### Written instruction
How many of the lines below include "data"? Give the number and no other words.

# # #

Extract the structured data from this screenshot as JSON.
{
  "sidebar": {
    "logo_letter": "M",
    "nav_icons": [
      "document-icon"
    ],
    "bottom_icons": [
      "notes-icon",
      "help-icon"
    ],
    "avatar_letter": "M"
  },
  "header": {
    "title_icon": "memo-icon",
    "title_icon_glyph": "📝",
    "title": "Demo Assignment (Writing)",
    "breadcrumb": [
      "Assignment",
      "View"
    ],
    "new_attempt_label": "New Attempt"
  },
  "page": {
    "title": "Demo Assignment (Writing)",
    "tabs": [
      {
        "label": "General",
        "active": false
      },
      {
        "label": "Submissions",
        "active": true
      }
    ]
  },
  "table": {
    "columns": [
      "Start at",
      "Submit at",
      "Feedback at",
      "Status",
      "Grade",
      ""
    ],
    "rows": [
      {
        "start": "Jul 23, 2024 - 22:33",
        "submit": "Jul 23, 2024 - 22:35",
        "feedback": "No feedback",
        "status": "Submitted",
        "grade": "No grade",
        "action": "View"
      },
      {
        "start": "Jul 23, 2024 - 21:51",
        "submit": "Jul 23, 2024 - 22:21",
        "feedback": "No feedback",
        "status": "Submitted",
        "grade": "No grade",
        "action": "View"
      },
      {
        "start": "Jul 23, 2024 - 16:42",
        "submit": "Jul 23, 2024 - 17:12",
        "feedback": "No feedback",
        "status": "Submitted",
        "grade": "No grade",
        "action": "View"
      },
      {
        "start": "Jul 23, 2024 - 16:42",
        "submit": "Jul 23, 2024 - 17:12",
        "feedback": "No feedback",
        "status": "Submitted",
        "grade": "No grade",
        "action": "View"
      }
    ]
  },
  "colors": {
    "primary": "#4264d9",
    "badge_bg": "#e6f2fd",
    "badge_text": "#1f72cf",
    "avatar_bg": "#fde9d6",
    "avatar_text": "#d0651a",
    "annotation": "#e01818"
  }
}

# # #

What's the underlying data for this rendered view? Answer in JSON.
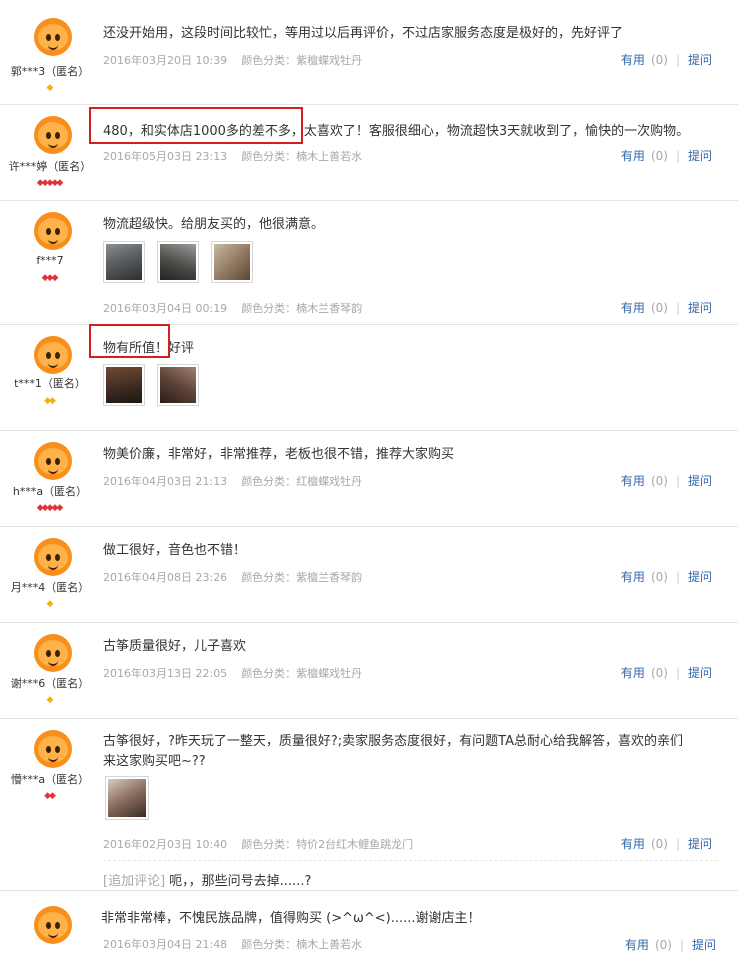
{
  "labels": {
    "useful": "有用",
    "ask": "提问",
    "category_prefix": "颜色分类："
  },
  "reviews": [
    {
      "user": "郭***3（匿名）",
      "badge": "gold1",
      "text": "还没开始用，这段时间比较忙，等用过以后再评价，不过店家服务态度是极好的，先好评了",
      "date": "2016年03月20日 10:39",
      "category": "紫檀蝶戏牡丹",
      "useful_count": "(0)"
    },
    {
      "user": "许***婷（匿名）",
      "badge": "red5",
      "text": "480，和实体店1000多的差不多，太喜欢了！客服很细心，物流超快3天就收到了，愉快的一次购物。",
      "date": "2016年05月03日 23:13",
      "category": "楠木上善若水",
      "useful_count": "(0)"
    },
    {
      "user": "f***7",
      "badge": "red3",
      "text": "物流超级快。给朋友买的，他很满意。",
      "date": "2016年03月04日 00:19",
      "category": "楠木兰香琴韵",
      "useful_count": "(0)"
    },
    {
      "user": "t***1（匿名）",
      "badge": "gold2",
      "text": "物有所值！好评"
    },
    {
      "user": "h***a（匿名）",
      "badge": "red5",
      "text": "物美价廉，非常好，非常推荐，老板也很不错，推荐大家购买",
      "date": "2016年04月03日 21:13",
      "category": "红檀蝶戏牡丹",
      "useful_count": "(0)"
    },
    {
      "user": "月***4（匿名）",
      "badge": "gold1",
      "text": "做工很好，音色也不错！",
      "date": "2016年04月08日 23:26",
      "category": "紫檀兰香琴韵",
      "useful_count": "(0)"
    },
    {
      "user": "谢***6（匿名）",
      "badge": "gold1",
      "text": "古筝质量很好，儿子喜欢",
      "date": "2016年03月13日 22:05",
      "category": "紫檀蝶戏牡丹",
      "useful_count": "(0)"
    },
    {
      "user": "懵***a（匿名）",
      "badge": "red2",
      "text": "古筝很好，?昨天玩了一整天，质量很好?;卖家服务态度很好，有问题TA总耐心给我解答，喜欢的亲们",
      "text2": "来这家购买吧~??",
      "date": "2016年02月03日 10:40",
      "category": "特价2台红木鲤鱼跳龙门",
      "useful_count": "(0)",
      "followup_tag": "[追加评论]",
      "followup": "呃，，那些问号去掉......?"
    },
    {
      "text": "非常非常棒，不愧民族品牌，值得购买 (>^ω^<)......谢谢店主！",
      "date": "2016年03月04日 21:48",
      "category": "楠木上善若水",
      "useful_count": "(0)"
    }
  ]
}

# # #

### Answer in full
2